┌─ Material for this task

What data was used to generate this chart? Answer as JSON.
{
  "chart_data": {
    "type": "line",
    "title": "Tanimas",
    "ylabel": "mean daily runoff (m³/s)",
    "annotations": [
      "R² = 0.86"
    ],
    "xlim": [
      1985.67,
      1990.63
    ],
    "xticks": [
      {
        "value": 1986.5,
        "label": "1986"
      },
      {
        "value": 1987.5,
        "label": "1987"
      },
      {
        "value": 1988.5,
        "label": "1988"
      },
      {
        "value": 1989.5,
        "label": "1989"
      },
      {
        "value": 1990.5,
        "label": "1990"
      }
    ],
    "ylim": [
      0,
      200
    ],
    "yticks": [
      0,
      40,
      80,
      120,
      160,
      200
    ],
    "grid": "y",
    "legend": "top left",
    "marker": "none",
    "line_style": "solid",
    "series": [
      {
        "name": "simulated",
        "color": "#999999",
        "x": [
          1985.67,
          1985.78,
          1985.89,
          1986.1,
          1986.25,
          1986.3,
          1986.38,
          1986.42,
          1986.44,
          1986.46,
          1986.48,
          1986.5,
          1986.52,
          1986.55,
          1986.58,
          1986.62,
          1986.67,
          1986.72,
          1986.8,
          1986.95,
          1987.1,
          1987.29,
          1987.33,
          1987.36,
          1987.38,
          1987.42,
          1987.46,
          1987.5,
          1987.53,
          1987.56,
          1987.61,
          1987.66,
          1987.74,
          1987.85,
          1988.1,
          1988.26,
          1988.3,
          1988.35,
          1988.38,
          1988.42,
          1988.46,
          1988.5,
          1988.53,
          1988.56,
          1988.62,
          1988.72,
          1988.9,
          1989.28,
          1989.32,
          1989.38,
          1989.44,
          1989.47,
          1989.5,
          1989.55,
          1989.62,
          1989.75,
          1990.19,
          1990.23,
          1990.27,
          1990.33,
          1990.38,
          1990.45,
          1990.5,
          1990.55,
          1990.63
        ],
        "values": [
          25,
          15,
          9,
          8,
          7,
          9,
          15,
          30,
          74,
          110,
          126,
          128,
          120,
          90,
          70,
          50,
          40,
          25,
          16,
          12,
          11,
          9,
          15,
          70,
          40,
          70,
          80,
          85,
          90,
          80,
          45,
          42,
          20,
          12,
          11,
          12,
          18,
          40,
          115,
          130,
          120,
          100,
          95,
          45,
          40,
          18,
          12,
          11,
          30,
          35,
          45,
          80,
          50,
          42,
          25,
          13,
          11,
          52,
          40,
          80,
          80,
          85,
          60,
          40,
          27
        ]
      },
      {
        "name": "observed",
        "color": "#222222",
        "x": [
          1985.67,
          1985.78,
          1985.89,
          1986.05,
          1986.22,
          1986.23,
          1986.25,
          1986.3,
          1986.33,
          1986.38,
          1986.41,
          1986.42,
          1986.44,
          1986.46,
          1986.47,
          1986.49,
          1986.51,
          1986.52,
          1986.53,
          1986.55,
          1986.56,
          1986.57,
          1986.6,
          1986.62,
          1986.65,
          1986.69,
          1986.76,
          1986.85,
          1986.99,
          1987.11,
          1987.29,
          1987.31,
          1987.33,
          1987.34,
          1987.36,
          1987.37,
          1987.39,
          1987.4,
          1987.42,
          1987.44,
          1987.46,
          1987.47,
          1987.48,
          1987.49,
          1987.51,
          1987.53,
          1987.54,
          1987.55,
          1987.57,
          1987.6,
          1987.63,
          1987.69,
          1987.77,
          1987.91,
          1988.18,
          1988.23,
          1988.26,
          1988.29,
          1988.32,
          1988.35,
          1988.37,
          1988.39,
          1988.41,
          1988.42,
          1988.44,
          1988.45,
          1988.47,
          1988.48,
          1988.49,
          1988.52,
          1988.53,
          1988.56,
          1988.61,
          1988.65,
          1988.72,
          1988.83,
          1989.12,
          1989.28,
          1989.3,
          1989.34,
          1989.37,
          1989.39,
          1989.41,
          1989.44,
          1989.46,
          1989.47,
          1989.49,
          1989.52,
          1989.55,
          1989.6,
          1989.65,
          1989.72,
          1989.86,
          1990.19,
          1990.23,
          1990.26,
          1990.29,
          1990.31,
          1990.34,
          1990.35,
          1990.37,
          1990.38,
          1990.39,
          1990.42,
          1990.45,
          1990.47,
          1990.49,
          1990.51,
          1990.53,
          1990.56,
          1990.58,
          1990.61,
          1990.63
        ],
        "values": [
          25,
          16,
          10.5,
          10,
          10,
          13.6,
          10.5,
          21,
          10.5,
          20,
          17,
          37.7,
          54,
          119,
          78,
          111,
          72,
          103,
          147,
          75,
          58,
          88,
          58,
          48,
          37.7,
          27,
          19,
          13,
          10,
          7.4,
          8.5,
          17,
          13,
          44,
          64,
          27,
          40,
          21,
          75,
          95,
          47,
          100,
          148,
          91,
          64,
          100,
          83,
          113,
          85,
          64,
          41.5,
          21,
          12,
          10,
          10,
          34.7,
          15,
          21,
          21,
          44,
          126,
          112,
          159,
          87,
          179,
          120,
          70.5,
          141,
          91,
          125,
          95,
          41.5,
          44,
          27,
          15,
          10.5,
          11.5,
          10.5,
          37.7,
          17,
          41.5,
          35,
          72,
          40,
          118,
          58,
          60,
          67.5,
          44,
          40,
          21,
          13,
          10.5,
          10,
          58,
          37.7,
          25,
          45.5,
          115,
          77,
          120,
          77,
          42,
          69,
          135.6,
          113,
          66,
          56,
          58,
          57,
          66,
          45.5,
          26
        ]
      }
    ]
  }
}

└─

Directions for this task -> Retype the whole listing, matching it exactly.

Answer to the problem ->
What data was used to generate this chart? Answer as JSON.
{
  "chart_data": {
    "type": "line",
    "title": "Tanimas",
    "ylabel": "mean daily runoff (m³/s)",
    "annotations": [
      "R² = 0.86"
    ],
    "xlim": [
      1985.67,
      1990.63
    ],
    "xticks": [
      {
        "value": 1986.5,
        "label": "1986"
      },
      {
        "value": 1987.5,
        "label": "1987"
      },
      {
        "value": 1988.5,
        "label": "1988"
      },
      {
        "value": 1989.5,
        "label": "1989"
      },
      {
        "value": 1990.5,
        "label": "1990"
      }
    ],
    "ylim": [
      0,
      200
    ],
    "yticks": [
      0,
      40,
      80,
      120,
      160,
      200
    ],
    "grid": "y",
    "legend": "top left",
    "marker": "none",
    "line_style": "solid",
    "series": [
      {
        "name": "simulated",
        "color": "#999999",
        "x": [
          1985.67,
          1985.78,
          1985.89,
          1986.1,
          1986.25,
          1986.3,
          1986.38,
          1986.42,
          1986.44,
          1986.46,
          1986.48,
          1986.5,
          1986.52,
          1986.55,
          1986.58,
          1986.62,
          1986.67,
          1986.72,
          1986.8,
          1986.95,
          1987.1,
          1987.29,
          1987.33,
          1987.36,
          1987.38,
          1987.42,
          1987.46,
          1987.5,
          1987.53,
          1987.56,
          1987.61,
          1987.66,
          1987.74,
          1987.85,
          1988.1,
          1988.26,
          1988.3,
          1988.35,
          1988.38,
          1988.42,
          1988.46,
          1988.5,
          1988.53,
          1988.56,
          1988.62,
          1988.72,
          1988.9,
          1989.28,
          1989.32,
          1989.38,
          1989.44,
          1989.47,
          1989.5,
          1989.55,
          1989.62,
          1989.75,
          1990.19,
          1990.23,
          1990.27,
          1990.33,
          1990.38,
          1990.45,
          1990.5,
          1990.55,
          1990.63
        ],
        "values": [
          25,
          15,
          9,
          8,
          7,
          9,
          15,
          30,
          74,
          110,
          126,
          128,
          120,
          90,
          70,
          50,
          40,
          25,
          16,
          12,
          11,
          9,
          15,
          70,
          40,
          70,
          80,
          85,
          90,
          80,
          45,
          42,
          20,
          12,
          11,
          12,
          18,
          40,
          115,
          130,
          120,
          100,
          95,
          45,
          40,
          18,
          12,
          11,
          30,
          35,
          45,
          80,
          50,
          42,
          25,
          13,
          11,
          52,
          40,
          80,
          80,
          85,
          60,
          40,
          27
        ]
      },
      {
        "name": "observed",
        "color": "#222222",
        "x": [
          1985.67,
          1985.78,
          1985.89,
          1986.05,
          1986.22,
          1986.23,
          1986.25,
          1986.3,
          1986.33,
          1986.38,
          1986.41,
          1986.42,
          1986.44,
          1986.46,
          1986.47,
          1986.49,
          1986.51,
          1986.52,
          1986.53,
          1986.55,
          1986.56,
          1986.57,
          1986.6,
          1986.62,
          1986.65,
          1986.69,
          1986.76,
          1986.85,
          1986.99,
          1987.11,
          1987.29,
          1987.31,
          1987.33,
          1987.34,
          1987.36,
          1987.37,
          1987.39,
          1987.4,
          1987.42,
          1987.44,
          1987.46,
          1987.47,
          1987.48,
          1987.49,
          1987.51,
          1987.53,
          1987.54,
          1987.55,
          1987.57,
          1987.6,
          1987.63,
          1987.69,
          1987.77,
          1987.91,
          1988.18,
          1988.23,
          1988.26,
          1988.29,
          1988.32,
          1988.35,
          1988.37,
          1988.39,
          1988.41,
          1988.42,
          1988.44,
          1988.45,
          1988.47,
          1988.48,
          1988.49,
          1988.52,
          1988.53,
          1988.56,
          1988.61,
          1988.65,
          1988.72,
          1988.83,
          1989.12,
          1989.28,
          1989.3,
          1989.34,
          1989.37,
          1989.39,
          1989.41,
          1989.44,
          1989.46,
          1989.47,
          1989.49,
          1989.52,
          1989.55,
          1989.6,
          1989.65,
          1989.72,
          1989.86,
          1990.19,
          1990.23,
          1990.26,
          1990.29,
          1990.31,
          1990.34,
          1990.35,
          1990.37,
          1990.38,
          1990.39,
          1990.42,
          1990.45,
          1990.47,
          1990.49,
          1990.51,
          1990.53,
          1990.56,
          1990.58,
          1990.61,
          1990.63
        ],
        "values": [
          25,
          16,
          10.5,
          10,
          10,
          13.6,
          10.5,
          21,
          10.5,
          20,
          17,
          37.7,
          54,
          119,
          78,
          111,
          72,
          103,
          147,
          75,
          58,
          88,
          58,
          48,
          37.7,
          27,
          19,
          13,
          10,
          7.4,
          8.5,
          17,
          13,
          44,
          64,
          27,
          40,
          21,
          75,
          95,
          47,
          100,
          148,
          91,
          64,
          100,
          83,
          113,
          85,
          64,
          41.5,
          21,
          12,
          10,
          10,
          34.7,
          15,
          21,
          21,
          44,
          126,
          112,
          159,
          87,
          179,
          120,
          70.5,
          141,
          91,
          125,
          95,
          41.5,
          44,
          27,
          15,
          10.5,
          11.5,
          10.5,
          37.7,
          17,
          41.5,
          35,
          72,
          40,
          118,
          58,
          60,
          67.5,
          44,
          40,
          21,
          13,
          10.5,
          10,
          58,
          37.7,
          25,
          45.5,
          115,
          77,
          120,
          77,
          42,
          69,
          135.6,
          113,
          66,
          56,
          58,
          57,
          66,
          45.5,
          26
        ]
      }
    ]
  }
}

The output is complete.